** What is asked **
Locate every line in the records below that contains the word "leiðin", and copy each one.

** Input for this task **

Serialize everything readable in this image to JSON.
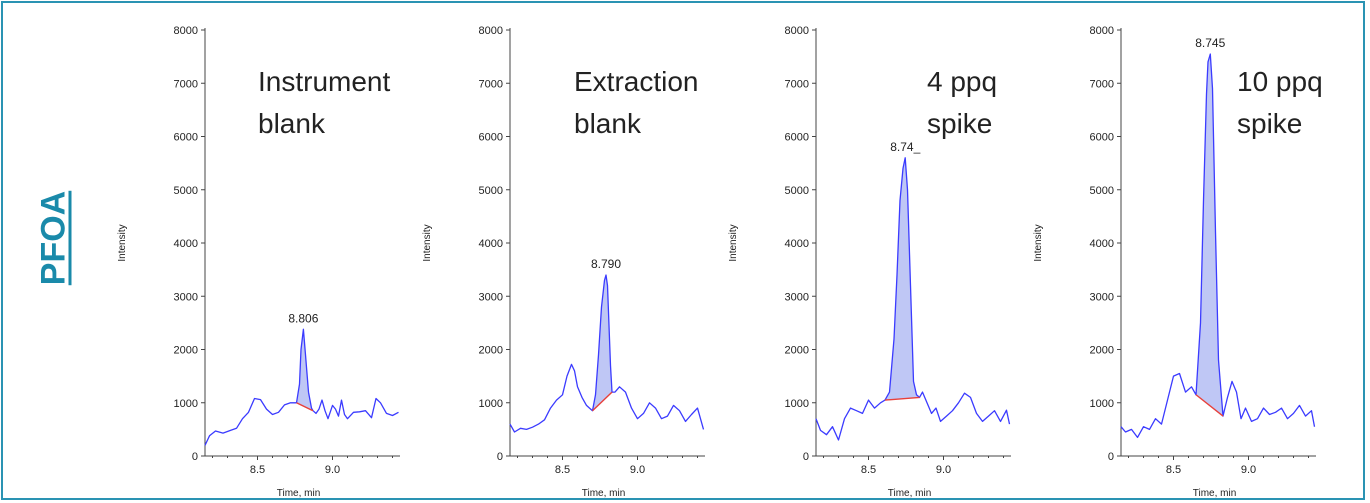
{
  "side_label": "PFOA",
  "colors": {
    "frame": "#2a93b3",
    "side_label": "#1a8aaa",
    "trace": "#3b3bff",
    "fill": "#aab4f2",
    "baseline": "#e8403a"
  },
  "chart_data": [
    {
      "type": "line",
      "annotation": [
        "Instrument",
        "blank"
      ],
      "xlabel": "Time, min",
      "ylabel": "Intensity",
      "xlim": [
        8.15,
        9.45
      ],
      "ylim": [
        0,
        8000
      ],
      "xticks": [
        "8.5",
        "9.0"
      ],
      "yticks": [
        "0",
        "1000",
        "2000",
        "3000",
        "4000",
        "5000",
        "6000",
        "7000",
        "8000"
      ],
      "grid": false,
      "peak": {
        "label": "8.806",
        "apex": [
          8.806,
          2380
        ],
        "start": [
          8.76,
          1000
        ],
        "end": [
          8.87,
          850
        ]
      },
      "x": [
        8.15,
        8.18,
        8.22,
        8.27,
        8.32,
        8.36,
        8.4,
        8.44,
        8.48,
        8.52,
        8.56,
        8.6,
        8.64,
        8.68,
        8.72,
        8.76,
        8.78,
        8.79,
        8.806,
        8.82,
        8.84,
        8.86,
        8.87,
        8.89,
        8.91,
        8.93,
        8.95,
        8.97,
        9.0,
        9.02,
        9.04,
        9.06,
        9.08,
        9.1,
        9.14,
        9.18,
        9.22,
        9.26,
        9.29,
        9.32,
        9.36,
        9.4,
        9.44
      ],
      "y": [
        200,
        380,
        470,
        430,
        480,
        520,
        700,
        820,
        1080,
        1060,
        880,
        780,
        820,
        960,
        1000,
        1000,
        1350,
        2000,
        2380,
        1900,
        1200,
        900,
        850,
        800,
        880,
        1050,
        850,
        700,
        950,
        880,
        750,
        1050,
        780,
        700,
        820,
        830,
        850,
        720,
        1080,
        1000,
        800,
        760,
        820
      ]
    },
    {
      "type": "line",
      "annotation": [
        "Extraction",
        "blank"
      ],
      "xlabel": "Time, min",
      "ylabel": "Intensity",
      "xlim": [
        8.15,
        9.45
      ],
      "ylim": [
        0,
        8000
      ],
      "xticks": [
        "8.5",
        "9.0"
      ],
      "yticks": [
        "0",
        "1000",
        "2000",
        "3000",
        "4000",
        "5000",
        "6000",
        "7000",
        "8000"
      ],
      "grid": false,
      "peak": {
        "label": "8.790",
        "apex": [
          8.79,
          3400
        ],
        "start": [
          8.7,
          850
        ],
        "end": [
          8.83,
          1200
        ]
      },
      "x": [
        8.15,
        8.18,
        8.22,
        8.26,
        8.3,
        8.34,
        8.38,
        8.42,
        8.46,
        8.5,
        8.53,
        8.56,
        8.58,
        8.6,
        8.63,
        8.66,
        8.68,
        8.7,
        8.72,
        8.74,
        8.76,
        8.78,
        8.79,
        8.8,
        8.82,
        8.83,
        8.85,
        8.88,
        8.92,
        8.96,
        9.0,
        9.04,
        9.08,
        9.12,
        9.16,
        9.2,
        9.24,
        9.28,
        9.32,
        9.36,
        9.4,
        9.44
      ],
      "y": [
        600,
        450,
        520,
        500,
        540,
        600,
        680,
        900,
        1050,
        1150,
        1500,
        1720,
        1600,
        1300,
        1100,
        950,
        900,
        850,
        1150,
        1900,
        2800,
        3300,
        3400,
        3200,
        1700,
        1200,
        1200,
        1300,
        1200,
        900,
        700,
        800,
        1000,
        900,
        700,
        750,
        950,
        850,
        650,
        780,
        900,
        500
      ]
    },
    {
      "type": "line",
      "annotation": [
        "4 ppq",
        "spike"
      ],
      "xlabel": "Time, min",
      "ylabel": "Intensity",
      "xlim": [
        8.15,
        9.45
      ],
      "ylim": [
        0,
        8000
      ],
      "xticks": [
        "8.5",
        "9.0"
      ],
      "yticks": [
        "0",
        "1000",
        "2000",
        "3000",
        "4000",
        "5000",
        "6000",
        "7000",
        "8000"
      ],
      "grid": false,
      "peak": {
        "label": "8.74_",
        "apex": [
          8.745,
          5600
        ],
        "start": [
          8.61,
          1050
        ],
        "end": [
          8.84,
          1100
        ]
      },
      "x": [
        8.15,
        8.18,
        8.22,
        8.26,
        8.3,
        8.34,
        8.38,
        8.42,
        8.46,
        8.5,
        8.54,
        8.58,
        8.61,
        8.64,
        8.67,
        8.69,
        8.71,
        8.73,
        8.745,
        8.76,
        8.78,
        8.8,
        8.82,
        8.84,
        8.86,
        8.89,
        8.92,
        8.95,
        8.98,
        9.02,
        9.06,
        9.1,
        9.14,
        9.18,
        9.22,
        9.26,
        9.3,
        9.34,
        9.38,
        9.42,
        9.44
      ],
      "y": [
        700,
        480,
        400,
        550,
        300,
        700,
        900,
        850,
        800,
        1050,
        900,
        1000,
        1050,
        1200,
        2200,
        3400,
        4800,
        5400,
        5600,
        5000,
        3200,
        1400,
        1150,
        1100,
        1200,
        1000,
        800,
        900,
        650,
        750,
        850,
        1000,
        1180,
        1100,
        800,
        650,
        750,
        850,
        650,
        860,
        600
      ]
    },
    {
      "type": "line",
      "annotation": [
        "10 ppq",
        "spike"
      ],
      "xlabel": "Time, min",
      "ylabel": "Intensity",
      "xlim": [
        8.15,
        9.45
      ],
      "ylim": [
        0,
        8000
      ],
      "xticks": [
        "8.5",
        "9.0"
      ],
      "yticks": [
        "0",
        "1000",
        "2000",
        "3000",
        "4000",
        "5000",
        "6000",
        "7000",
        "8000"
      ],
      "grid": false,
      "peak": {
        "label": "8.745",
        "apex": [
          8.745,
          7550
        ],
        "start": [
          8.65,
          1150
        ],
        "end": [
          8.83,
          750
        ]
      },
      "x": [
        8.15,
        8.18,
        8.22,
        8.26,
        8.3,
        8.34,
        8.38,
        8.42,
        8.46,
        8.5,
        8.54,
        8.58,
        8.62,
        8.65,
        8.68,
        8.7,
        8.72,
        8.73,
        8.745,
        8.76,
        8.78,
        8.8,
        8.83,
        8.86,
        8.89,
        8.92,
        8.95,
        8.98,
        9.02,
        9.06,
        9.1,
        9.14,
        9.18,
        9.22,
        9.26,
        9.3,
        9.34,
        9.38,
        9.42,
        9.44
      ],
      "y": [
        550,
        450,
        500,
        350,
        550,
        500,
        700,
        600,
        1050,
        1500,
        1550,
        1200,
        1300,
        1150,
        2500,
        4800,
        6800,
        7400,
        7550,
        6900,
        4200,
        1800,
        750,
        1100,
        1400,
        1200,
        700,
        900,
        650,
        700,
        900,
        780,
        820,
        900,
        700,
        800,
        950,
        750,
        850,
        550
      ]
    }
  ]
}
==
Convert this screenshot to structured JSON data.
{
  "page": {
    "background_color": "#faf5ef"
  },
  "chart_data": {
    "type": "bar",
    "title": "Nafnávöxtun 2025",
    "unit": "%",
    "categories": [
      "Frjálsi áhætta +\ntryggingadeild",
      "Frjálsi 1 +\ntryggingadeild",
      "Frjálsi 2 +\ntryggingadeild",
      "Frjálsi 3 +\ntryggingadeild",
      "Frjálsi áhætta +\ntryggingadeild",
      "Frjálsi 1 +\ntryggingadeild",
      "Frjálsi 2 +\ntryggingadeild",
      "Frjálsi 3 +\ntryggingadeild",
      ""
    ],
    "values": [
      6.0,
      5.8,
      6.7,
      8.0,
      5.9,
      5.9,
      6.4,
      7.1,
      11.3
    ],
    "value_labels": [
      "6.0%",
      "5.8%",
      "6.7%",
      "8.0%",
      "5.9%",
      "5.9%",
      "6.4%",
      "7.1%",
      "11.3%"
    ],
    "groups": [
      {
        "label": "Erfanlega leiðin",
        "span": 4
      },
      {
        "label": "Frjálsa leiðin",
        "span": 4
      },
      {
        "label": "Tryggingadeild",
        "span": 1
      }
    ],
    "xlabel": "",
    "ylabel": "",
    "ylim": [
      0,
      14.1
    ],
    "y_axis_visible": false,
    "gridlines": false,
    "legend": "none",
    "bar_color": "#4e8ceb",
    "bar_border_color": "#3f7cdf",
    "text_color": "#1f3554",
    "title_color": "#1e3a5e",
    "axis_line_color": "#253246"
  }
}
* * *
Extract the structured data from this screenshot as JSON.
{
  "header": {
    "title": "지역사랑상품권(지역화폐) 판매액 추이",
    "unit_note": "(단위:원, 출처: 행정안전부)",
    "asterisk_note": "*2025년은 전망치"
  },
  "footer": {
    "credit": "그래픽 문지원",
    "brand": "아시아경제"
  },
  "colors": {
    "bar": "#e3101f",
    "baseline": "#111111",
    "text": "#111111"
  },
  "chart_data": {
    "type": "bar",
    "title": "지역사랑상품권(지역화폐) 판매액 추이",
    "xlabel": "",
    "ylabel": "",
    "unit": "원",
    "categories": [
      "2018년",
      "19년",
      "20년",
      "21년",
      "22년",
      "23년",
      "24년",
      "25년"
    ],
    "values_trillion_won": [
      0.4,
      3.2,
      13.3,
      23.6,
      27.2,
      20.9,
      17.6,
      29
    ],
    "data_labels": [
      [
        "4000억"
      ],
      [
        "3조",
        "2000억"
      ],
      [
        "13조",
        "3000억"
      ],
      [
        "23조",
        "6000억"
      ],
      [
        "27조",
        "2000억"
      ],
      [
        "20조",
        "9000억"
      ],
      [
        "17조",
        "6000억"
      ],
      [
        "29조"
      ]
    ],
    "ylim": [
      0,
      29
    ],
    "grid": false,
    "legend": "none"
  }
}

** Solved problem **
        "label": "Erfanlega leiðin",
        "label": "Frjálsa leiðin",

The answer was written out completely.